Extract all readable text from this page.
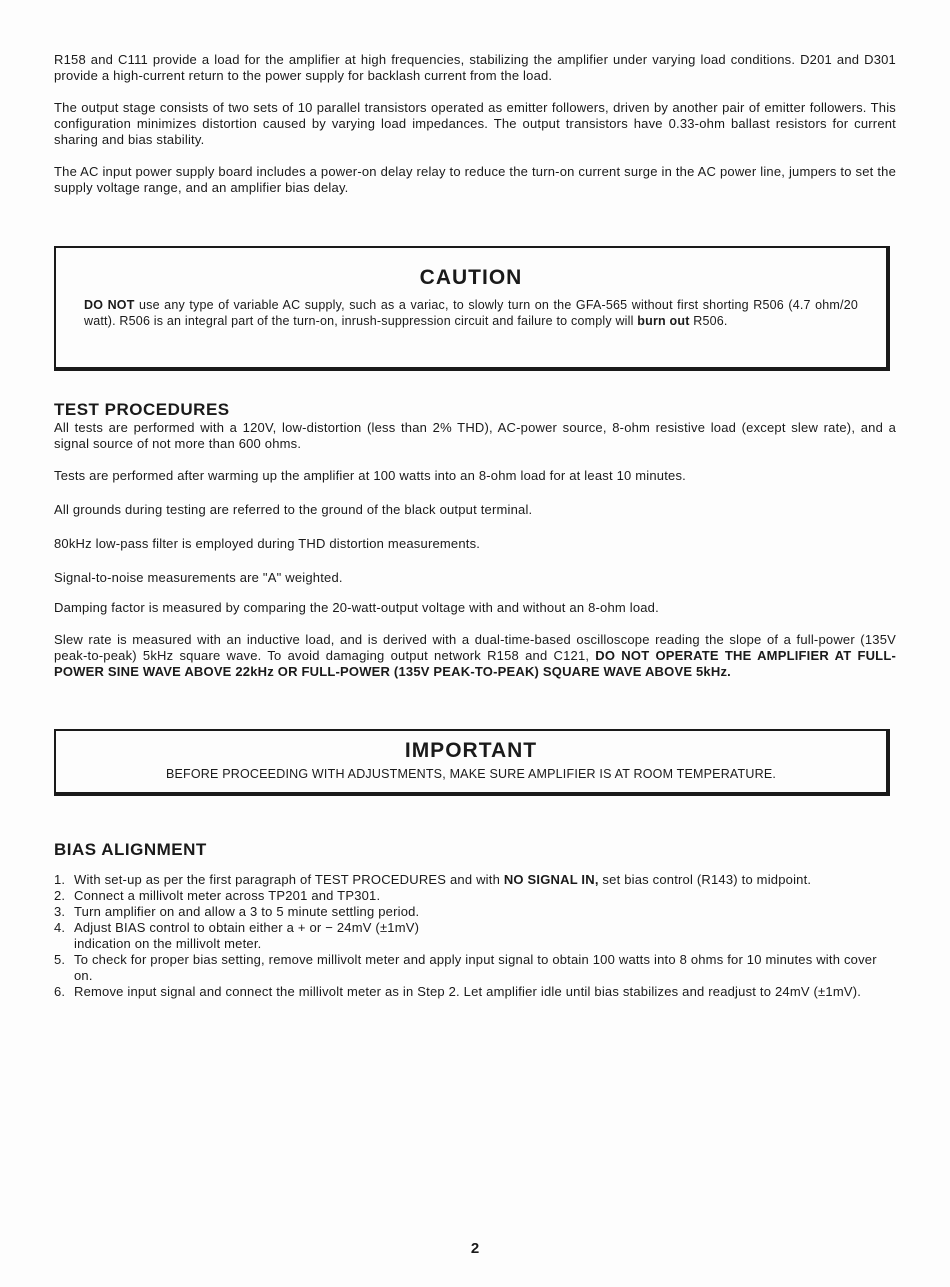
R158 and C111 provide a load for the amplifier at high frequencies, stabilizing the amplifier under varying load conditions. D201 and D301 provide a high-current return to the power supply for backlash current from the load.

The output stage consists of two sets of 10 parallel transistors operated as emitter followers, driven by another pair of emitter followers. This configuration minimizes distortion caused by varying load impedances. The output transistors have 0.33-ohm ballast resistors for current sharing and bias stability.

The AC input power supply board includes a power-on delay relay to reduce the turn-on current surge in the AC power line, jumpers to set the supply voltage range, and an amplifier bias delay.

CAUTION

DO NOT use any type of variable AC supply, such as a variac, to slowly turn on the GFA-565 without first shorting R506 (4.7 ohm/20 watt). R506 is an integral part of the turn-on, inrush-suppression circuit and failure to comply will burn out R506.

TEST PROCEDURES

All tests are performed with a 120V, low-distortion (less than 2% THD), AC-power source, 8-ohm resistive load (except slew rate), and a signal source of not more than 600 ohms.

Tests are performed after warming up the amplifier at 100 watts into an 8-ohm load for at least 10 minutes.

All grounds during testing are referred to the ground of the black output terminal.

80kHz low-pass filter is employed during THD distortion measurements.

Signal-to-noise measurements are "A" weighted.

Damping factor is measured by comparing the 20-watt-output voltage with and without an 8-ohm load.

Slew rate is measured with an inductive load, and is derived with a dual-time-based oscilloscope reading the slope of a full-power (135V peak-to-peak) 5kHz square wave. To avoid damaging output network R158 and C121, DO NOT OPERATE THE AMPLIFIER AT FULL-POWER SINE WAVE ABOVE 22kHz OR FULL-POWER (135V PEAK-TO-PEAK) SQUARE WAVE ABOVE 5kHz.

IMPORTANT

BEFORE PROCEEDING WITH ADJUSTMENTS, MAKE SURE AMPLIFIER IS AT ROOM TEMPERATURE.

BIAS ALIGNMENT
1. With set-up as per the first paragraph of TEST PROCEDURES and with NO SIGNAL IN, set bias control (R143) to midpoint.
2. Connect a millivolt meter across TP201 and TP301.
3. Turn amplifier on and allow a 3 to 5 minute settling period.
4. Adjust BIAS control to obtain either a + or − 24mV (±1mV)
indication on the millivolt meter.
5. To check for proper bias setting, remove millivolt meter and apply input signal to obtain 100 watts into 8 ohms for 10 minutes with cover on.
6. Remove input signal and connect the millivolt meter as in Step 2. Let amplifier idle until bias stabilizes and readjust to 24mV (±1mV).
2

---

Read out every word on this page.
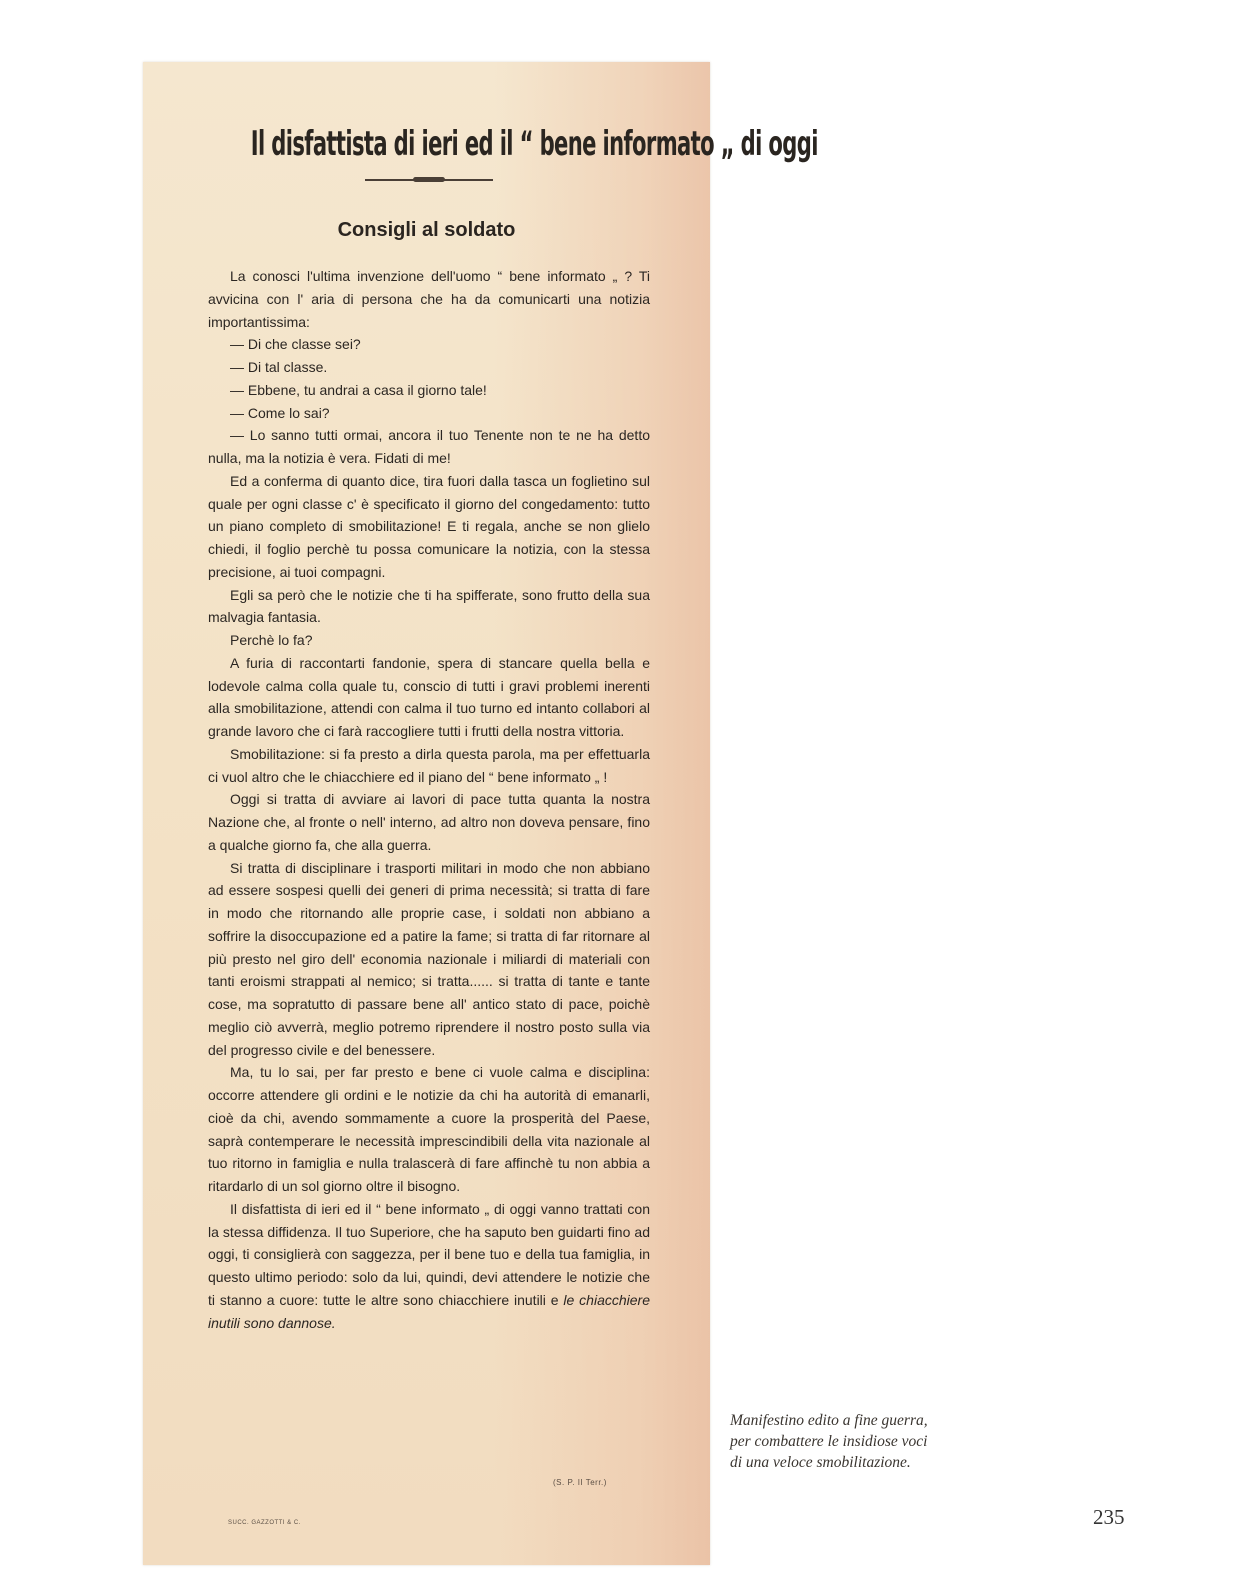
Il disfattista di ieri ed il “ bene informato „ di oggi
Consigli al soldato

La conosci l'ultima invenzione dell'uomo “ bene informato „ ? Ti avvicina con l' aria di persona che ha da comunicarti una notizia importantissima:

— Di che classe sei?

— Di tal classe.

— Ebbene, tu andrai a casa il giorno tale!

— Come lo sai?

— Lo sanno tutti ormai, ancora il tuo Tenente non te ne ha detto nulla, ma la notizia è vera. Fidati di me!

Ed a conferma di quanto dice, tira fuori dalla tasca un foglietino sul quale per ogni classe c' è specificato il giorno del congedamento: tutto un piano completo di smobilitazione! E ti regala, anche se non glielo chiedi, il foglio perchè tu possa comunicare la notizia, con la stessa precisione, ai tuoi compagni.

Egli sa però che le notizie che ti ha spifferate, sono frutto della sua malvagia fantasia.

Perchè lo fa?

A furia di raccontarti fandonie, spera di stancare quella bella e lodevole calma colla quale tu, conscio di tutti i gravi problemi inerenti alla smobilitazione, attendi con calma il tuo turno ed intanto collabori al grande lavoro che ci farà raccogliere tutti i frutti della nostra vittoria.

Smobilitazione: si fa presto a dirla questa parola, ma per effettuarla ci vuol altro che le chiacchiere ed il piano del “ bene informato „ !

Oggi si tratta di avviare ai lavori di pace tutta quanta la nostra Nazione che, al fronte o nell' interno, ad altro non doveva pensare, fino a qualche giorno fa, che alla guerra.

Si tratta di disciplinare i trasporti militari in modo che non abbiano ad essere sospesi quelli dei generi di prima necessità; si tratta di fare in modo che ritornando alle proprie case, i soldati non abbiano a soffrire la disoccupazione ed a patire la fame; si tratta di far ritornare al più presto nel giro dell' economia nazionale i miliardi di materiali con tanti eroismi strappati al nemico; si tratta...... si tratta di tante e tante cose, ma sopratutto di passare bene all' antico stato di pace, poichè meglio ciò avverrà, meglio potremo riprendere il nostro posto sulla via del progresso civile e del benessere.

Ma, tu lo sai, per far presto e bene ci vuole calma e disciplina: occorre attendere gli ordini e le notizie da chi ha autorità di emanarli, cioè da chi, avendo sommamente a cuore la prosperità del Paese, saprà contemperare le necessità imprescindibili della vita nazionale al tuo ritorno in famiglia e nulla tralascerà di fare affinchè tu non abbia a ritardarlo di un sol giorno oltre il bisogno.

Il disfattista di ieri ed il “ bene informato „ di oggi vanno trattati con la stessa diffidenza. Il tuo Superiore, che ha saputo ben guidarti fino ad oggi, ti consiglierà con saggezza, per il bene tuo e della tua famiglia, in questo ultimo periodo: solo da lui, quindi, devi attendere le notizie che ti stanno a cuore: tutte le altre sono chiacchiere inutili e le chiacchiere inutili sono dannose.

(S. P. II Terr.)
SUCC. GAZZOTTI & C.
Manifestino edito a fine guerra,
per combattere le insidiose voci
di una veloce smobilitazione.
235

==

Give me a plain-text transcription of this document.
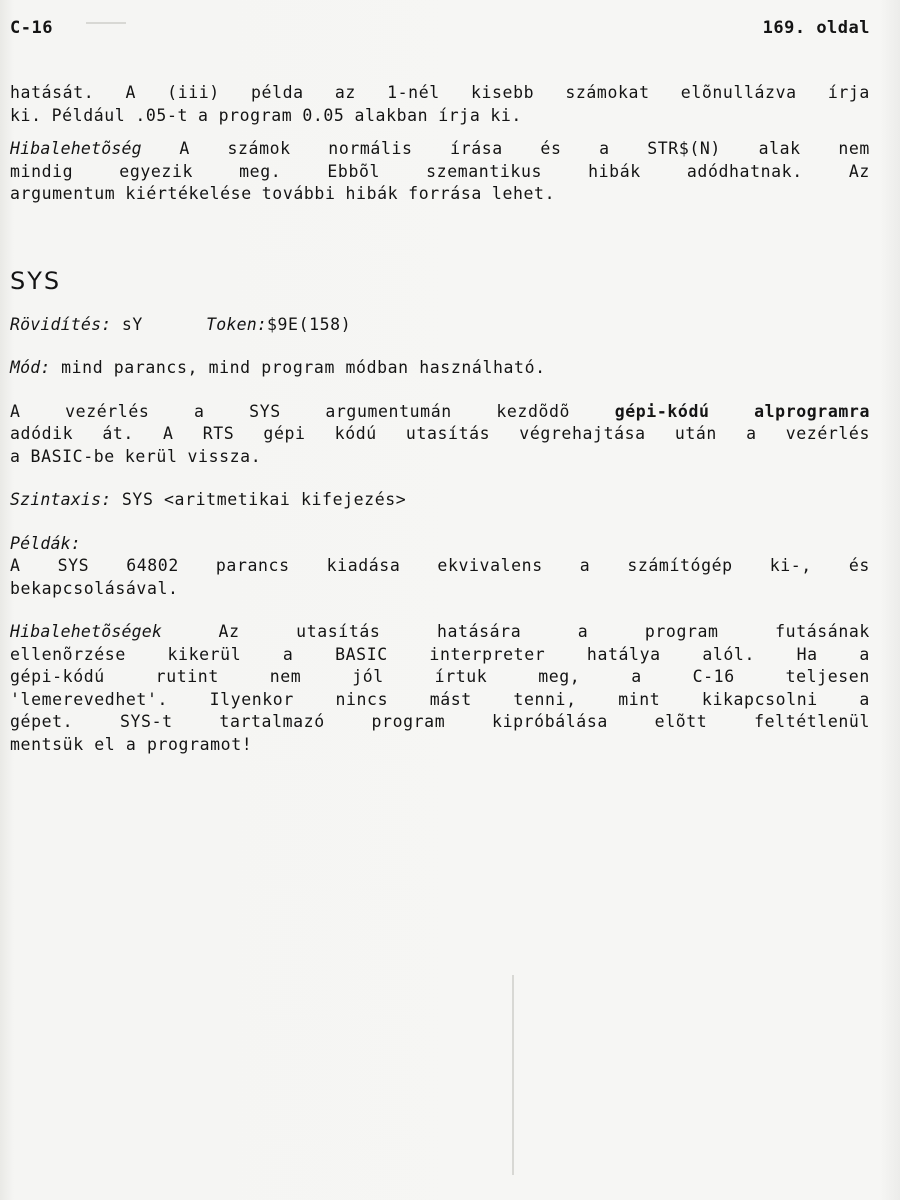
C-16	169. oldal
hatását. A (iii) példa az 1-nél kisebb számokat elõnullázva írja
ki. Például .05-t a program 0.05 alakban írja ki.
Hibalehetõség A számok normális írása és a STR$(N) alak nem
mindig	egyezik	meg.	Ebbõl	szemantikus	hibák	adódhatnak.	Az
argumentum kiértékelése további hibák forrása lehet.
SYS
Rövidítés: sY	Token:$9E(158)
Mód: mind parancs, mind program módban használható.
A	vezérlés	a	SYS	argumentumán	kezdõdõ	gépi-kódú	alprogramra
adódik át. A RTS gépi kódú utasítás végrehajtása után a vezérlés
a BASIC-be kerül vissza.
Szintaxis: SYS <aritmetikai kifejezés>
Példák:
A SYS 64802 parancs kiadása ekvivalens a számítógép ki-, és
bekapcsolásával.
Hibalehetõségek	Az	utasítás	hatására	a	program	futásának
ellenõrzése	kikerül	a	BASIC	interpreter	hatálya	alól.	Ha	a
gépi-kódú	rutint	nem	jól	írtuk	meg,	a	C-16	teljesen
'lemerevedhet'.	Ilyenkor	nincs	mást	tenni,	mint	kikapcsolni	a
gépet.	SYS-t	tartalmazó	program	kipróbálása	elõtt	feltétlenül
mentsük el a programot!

#### [Task objective]
Scan the material above. Return every line containing the string "cuore".

#### [Answer to the task]
Ma, tu lo sai, per far presto e bene ci vuole calma e disciplina: occorre attendere gli ordini e le notizie da chi ha autorità di emanarli, cioè da chi, avendo sommamente a cuore la prosperità del Paese, saprà contemperare le necessità imprescindibili della vita nazionale al tuo ritorno in famiglia e nulla tralascerà di fare affinchè tu non abbia a ritardarlo di un sol giorno oltre il bisogno.
Il disfattista di ieri ed il “ bene informato „ di oggi vanno trattati con la stessa diffidenza. Il tuo Superiore, che ha saputo ben guidarti fino ad oggi, ti consiglierà con saggezza, per il bene tuo e della tua famiglia, in questo ultimo periodo: solo da lui, quindi, devi attendere le notizie che ti stanno a cuore: tutte le altre sono chiacchiere inutili e le chiacchiere inutili sono dannose.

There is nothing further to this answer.